[start of Data rows]
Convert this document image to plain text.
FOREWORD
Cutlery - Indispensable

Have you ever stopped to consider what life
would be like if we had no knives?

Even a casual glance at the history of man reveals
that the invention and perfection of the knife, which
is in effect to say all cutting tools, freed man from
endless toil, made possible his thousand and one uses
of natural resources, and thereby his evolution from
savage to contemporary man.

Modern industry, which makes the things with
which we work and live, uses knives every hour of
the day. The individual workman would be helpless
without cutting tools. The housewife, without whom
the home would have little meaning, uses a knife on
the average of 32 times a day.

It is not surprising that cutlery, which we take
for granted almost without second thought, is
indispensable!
[end of Data rows]
- **Exercise directions**: Write out every record shown above, word for word.

- **Task output**:
Convert this document image to plain text.
FOREWORD
Cutlery - Indispensable

Have you ever stopped to consider what life
would be like if we had no knives?

Even a casual glance at the history of man reveals
that the invention and perfection of the knife, which
is in effect to say all cutting tools, freed man from
endless toil, made possible his thousand and one uses
of natural resources, and thereby his evolution from
savage to contemporary man.

Modern industry, which makes the things with
which we work and live, uses knives every hour of
the day. The individual workman would be helpless
without cutting tools. The housewife, without whom
the home would have little meaning, uses a knife on
the average of 32 times a day.

It is not surprising that cutlery, which we take
for granted almost without second thought, is
indispensable!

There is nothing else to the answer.